真昼のプリニウスと氷上のシェヘラザード『 ICE ADOLESCENCE』特報によせて

 「それで、この計画全体というか、このシステムには何か名前は付いていないんですか?」と頼子は自分もだいぶこのプランを面白がっているなと思いながら、たずねた。

 「ぼくはもう決めています。このシステムに、あるいはこれを管理するコンピューターに、付けるべき名前は一つしかありません。つまりですね、ひたすら、かぎりなく、話が出てくる魔法の箱に名があるとしたら、ふさわしい名は一つしかない。すなわち『シェヘラザード』です」と門田は言って、いささか得意そうに二人の顔を見た。

池澤夏樹『真昼のプリニウス

 2020年の前半はひたすらNetflixを見続けていた。2019年末にはまだ対岸の火事のように扱われていたコロナ禍は、年が明けるともちろんあっという間にこの国にも上陸して、家族はそれぞれリモートワークやリモート授業に対応しなければならなくなった。自分自身の暮らしはそこまで大きく変わった訳ではないが、常に誰かと家にいる生活というのは想像以上にというか想像通りにというかストレスが大きい。どの都市の感染者が今日は何人、といったニュースも定期的に見ないわけにはいかないが、そればかりではメンタルを蝕む。何か内なる喜びを見つけないと危ないと感じて、取り敢えずは動画配信サービスにすがった。イヤホンをして携帯の画面を見つめれば擬似的にでも一人の時間を取り戻せることに随分と慰められた。

 海外ドラマの一気見から始まって、気になりながら観ていなかったドラマや映画を、この機会に浴びるように摂取した。しかし数ヶ月後、とうとう観たいと思える動画が底をついた。オススメ作品は無限に表示されるのだが、どれも同じに見えるようになってしまって、どうにも食指が伸びなくなったのだ。現実逃避の手段を失って再び精神衛生の危機である。その時にぼんやりと思ったのは、次々とおすすめ動画が出てくる動画配信サービスというのは、昔読んだ小説に出てきた「シェヘラザード」みたいだな、ということだ。あの無限にお話が出てくる魔法のシステムは、結局どうなったんだっけ。

 『真昼のプリニウス』が発表されたのはバブルの最中の1989年で、自分が読んだのはもう少し後の時期だったけれど、当時はインターネットも携帯電話もまだ一般的ではなかった。そこで語られていた「シェヘラザード」とは固定電話を想定したサービスで、気軽に聞ける短い物語を無数に吹き込んでおいて、そのダイヤルに掛けるとランダムにどれかと繋がるというシステムだ。今からすれば随分素朴で、そういった偶然性を楽しむような余興は今日ネット上にありふれている。ただ、門田(もんでん)という広告マンが語る「シェヘラザード」が今でも興味深く思えるのは、それだけではないどこか悪魔的な魅力がそこに込められていたからだ。

データセット抜粋

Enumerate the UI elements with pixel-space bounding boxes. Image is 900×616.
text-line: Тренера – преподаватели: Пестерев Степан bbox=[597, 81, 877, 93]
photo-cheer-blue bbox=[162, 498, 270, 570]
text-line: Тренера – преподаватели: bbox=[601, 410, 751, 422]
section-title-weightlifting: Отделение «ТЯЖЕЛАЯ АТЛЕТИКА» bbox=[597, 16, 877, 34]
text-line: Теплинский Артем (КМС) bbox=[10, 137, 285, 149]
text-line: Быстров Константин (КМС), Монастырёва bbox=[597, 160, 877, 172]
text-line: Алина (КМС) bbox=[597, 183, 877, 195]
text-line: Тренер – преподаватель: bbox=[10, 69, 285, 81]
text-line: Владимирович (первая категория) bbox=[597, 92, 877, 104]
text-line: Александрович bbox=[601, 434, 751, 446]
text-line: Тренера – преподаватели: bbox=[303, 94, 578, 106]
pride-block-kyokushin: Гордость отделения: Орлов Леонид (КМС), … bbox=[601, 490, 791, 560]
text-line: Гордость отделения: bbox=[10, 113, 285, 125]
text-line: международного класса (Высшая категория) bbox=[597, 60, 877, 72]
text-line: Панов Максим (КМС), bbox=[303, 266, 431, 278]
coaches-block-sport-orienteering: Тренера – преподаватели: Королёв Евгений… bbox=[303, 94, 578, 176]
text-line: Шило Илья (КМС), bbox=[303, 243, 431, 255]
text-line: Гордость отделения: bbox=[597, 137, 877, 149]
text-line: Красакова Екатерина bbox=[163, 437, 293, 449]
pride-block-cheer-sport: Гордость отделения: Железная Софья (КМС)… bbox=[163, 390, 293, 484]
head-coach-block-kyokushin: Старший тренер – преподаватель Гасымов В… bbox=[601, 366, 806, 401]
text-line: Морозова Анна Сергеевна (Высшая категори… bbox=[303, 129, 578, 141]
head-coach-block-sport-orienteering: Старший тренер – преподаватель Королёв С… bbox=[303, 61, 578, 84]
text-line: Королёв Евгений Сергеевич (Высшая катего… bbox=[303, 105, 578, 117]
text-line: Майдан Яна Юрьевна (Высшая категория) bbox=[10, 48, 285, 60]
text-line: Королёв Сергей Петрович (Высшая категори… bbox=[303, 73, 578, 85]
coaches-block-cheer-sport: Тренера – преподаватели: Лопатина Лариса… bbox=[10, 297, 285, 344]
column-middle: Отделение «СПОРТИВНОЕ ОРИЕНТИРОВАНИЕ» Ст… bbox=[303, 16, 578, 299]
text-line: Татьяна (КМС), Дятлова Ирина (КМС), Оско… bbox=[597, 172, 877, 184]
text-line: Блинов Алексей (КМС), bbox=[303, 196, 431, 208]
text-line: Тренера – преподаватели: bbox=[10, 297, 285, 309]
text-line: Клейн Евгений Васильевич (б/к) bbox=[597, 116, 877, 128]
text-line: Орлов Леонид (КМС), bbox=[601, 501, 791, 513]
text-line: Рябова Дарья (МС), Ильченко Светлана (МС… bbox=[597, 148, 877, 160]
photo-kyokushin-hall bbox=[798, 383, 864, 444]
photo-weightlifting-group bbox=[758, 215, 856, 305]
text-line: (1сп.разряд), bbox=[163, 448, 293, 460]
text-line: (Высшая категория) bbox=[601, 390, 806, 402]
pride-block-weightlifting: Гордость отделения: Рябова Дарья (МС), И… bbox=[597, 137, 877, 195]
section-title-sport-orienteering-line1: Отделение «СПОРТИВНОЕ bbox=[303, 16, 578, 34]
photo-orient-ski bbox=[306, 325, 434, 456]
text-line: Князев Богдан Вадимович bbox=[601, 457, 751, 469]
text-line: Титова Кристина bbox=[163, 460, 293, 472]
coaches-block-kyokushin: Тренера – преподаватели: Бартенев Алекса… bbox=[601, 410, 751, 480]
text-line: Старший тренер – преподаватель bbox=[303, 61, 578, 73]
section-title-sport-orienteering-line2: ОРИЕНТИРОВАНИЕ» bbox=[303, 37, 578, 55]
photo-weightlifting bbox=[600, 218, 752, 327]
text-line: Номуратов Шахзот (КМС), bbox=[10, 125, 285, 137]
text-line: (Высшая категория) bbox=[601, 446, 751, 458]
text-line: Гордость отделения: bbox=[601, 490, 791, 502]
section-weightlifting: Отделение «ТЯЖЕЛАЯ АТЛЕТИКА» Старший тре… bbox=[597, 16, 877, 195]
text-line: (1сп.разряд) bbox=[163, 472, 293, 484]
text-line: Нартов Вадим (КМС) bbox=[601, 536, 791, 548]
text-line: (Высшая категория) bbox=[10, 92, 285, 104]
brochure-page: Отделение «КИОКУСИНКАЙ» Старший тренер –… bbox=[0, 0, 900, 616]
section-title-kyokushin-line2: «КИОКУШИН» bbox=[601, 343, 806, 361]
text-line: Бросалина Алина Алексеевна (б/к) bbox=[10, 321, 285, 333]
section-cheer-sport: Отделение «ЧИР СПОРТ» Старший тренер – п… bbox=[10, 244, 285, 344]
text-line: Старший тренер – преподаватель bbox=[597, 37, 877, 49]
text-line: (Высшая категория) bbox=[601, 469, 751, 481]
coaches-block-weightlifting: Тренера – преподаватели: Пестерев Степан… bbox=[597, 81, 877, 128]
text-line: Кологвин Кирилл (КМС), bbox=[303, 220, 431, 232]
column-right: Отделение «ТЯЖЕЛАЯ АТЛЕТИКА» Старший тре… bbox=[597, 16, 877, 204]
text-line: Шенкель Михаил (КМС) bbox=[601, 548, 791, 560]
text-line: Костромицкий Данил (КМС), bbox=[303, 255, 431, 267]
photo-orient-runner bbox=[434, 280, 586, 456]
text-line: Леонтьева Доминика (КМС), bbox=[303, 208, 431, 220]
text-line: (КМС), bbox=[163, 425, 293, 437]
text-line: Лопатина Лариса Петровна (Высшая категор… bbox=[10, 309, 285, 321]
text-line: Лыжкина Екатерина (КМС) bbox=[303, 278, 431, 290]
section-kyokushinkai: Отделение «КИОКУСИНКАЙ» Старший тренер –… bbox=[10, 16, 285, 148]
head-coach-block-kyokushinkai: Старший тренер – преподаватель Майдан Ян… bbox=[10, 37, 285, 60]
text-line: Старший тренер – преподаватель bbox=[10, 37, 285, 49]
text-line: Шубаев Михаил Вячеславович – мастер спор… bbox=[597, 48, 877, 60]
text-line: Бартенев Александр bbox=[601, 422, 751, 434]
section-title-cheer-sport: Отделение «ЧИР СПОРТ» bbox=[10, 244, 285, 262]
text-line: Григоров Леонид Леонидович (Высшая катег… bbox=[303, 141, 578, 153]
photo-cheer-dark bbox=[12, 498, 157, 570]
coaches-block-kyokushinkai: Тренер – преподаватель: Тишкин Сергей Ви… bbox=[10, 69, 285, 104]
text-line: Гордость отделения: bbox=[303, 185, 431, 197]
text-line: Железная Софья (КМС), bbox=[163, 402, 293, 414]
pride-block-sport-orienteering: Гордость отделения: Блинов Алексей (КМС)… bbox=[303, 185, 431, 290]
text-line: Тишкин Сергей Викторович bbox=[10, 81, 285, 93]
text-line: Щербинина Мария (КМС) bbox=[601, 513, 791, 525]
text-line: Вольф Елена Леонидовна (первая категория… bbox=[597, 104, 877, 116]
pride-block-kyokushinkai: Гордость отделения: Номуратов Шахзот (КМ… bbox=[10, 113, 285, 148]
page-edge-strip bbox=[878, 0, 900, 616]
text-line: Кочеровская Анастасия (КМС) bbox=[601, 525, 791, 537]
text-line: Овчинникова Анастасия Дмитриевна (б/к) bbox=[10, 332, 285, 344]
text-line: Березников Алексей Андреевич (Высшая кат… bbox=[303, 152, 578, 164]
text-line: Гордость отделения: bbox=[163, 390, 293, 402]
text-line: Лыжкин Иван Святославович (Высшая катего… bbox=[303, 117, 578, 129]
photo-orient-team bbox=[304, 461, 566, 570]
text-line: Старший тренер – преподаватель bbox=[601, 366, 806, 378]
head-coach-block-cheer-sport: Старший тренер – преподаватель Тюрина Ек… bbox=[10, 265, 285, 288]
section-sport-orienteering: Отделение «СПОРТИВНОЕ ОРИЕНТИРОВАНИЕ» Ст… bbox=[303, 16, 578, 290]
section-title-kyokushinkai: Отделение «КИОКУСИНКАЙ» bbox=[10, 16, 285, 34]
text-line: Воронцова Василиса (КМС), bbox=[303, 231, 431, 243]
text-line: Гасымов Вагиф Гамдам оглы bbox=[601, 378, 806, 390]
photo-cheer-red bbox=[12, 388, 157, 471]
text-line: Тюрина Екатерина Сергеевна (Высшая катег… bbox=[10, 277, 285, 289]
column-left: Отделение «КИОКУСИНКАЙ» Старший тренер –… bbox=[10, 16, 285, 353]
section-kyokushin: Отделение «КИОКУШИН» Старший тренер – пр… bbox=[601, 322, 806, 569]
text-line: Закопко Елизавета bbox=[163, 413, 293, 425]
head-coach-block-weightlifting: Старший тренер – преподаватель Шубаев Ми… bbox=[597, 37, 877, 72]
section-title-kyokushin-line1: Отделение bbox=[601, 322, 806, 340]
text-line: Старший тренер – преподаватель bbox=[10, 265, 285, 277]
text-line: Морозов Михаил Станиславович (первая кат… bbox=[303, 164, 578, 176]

- _記述問題_
課題文の「2020年の前半はひたすらN」から「せることに随分と慰められた。」までを、両端の語句も含めて一字も変えずに抜き出せ。

- _解答_
2020年の前半はひたすらNetflixを見続けていた。2019年末にはまだ対岸の火事のように扱われていたコロナ禍は、年が明けるともちろんあっという間にこの国にも上陸して、家族はそれぞれリモートワークやリモート授業に対応しなければならなくなった。自分自身の暮らしはそこまで大きく変わった訳ではないが、常に誰かと家にいる生活というのは想像以上にというか想像通りにというかストレスが大きい。どの都市の感染者が今日は何人、といったニュースも定期的に見ないわけにはいかないが、そればかりではメンタルを蝕む。何か内なる喜びを見つけないと危ないと感じて、取り敢えずは動画配信サービスにすがった。イヤホンをして携帯の画面を見つめれば擬似的にでも一人の時間を取り戻せることに随分と慰められた。